• **TASK DIRECTIONS**:
In the listing below, locate the lines that hold the string "JSON". Copy those lines.

• **SUPPLIED MATERIAL**:
+-------+
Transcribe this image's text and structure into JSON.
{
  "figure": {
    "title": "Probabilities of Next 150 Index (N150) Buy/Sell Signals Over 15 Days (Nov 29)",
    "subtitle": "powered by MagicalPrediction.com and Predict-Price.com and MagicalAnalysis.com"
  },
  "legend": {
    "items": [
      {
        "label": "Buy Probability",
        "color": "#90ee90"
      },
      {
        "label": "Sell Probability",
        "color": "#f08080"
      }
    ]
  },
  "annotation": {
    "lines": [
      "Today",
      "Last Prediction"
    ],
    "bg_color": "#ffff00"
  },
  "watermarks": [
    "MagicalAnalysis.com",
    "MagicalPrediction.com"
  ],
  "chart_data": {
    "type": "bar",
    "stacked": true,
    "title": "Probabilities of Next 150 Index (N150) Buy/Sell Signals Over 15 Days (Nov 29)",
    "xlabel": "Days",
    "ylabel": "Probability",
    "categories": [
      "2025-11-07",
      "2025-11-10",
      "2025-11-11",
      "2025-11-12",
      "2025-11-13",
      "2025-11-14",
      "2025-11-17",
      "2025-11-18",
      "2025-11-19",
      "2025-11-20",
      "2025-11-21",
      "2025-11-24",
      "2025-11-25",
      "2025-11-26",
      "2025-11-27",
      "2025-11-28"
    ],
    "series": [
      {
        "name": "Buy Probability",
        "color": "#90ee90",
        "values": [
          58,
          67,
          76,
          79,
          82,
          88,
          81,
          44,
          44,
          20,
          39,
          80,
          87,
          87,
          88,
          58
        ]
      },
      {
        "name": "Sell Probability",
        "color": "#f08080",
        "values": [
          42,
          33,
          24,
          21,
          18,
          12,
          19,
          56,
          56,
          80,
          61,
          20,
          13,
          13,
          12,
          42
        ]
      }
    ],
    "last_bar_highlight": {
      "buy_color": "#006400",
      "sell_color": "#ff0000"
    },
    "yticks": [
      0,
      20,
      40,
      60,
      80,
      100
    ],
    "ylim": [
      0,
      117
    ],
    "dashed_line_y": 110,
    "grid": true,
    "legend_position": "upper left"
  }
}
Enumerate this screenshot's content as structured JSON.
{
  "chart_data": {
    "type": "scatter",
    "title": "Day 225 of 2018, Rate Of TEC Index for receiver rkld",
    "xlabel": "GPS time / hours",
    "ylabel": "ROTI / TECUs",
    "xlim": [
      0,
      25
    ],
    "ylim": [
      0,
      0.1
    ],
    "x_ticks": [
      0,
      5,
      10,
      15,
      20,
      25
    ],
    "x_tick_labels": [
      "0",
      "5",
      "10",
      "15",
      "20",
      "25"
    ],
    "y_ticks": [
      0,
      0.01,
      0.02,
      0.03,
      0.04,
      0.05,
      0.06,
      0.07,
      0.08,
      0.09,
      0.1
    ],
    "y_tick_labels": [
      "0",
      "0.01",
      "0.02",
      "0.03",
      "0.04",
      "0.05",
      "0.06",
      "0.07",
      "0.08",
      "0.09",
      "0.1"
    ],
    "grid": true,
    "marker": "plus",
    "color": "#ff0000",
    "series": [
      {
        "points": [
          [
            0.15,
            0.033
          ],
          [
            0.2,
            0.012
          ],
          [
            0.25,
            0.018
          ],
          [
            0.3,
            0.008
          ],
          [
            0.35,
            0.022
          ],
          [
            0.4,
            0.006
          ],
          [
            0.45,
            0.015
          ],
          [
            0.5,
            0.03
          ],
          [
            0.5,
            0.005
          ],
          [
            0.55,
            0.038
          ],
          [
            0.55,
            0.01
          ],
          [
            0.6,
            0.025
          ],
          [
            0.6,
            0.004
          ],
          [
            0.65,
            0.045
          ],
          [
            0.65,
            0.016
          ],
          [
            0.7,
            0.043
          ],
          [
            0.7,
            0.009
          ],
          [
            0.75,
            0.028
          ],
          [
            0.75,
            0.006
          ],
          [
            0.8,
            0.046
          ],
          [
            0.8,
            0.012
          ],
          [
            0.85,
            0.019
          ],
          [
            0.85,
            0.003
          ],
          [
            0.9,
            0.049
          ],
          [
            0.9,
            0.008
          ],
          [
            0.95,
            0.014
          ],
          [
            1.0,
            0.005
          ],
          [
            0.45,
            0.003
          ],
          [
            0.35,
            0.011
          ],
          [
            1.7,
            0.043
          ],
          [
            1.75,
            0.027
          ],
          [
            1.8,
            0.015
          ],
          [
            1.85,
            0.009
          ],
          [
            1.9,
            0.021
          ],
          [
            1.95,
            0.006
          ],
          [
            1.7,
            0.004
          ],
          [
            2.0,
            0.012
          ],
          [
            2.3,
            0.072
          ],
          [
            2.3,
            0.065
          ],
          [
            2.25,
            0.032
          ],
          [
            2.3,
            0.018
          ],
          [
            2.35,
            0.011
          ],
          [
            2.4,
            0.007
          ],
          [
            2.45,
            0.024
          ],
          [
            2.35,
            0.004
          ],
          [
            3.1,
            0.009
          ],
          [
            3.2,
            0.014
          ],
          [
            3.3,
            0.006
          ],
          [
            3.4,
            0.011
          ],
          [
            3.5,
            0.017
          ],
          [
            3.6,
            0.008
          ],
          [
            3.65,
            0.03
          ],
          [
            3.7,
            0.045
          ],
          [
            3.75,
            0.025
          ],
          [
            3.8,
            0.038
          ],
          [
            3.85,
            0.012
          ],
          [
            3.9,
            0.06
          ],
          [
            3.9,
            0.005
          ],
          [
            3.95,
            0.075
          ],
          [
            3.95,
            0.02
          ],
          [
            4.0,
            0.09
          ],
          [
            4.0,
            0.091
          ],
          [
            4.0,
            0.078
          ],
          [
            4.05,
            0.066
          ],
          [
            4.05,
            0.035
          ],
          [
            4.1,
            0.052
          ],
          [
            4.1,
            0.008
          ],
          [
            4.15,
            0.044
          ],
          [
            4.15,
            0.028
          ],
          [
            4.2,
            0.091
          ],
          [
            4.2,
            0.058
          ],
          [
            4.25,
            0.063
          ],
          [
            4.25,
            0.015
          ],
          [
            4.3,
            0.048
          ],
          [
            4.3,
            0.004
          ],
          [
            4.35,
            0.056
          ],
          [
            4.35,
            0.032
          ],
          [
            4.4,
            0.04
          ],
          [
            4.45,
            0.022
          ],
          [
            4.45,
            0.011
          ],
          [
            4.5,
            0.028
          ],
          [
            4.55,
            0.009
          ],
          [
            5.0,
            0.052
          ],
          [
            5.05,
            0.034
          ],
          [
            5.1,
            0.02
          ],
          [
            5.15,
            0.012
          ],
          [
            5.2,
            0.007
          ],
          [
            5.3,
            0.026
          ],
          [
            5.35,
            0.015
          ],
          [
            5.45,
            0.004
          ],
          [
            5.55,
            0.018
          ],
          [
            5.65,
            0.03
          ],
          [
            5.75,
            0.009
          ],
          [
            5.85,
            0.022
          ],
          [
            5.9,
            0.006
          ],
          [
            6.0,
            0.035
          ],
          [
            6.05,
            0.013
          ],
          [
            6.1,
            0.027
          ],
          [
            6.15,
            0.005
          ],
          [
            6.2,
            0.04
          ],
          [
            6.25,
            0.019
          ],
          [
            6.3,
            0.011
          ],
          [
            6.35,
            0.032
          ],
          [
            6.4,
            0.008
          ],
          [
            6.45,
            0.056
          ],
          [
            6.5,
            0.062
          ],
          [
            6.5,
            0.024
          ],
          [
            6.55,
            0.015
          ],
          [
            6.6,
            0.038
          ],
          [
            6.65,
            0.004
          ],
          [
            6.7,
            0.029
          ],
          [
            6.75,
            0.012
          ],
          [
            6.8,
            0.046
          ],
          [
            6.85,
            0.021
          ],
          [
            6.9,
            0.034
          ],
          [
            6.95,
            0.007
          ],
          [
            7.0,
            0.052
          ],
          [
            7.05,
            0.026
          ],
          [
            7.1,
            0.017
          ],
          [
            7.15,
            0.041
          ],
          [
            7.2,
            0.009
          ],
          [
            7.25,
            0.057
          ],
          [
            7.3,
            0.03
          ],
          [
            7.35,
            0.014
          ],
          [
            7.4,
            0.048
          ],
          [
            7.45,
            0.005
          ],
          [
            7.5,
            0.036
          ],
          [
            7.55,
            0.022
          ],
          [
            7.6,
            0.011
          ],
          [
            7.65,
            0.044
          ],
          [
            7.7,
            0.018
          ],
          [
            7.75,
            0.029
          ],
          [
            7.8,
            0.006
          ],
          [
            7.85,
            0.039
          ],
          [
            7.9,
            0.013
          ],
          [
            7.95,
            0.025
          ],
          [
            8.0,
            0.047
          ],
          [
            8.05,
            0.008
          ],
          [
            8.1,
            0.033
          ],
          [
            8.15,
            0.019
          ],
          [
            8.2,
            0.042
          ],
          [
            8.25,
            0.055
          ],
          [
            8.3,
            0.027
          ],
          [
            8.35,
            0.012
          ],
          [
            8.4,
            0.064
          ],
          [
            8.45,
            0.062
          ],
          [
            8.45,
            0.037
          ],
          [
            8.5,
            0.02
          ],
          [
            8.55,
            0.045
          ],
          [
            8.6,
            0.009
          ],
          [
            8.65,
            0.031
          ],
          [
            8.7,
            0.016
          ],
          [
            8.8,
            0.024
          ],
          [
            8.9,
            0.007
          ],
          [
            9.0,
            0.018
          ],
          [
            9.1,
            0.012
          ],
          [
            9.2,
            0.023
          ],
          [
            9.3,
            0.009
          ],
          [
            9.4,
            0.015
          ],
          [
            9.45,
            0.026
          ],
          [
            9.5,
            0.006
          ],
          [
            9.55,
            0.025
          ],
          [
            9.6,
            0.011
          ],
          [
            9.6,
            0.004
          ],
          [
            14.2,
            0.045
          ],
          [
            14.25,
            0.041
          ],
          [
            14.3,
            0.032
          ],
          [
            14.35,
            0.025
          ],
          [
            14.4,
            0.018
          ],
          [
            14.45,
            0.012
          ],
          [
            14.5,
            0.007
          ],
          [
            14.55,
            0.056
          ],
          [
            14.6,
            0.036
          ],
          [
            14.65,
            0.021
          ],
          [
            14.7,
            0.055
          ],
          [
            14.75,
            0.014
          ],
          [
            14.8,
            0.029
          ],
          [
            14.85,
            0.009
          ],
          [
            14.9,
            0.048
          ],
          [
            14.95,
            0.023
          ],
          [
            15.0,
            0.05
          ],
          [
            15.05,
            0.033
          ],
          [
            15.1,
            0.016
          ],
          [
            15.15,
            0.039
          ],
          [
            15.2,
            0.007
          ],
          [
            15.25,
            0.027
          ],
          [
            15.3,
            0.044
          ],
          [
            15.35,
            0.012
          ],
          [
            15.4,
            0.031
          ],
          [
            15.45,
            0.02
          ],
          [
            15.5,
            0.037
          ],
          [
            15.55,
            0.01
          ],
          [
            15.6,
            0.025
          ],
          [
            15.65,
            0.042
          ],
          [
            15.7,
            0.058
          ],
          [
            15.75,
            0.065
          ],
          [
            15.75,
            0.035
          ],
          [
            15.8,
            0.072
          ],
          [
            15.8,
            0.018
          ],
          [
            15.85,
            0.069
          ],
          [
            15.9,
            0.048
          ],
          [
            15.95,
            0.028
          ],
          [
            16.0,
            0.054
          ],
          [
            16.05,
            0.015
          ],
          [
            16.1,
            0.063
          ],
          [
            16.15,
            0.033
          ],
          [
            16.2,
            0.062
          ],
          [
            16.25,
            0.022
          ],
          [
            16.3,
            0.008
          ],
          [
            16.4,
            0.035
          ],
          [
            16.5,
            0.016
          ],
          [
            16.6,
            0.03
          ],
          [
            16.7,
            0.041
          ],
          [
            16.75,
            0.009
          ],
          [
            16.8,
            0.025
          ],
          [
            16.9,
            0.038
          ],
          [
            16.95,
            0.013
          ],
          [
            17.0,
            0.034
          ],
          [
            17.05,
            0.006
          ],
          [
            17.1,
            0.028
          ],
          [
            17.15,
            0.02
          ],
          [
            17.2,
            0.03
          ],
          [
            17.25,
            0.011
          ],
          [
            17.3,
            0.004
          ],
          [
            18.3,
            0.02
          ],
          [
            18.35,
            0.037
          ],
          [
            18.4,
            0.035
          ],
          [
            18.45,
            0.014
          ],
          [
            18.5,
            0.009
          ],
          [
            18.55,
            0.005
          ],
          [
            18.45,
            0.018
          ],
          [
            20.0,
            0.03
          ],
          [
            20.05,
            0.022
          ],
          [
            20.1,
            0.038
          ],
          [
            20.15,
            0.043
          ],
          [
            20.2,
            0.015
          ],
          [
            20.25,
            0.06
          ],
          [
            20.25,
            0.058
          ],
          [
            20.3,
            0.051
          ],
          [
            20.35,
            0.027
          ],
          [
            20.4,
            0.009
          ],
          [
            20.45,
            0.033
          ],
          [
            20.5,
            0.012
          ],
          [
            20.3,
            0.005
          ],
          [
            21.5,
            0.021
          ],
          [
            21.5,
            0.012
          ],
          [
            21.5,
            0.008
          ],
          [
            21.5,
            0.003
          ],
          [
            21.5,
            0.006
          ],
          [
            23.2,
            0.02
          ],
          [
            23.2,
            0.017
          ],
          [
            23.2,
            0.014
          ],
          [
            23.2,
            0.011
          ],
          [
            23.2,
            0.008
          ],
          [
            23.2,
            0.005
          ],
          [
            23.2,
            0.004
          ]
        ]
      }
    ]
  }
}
+-------+
• **FINISHED TASK**:
Transcribe this image's text and structure into JSON.
Enumerate this screenshot's content as structured JSON.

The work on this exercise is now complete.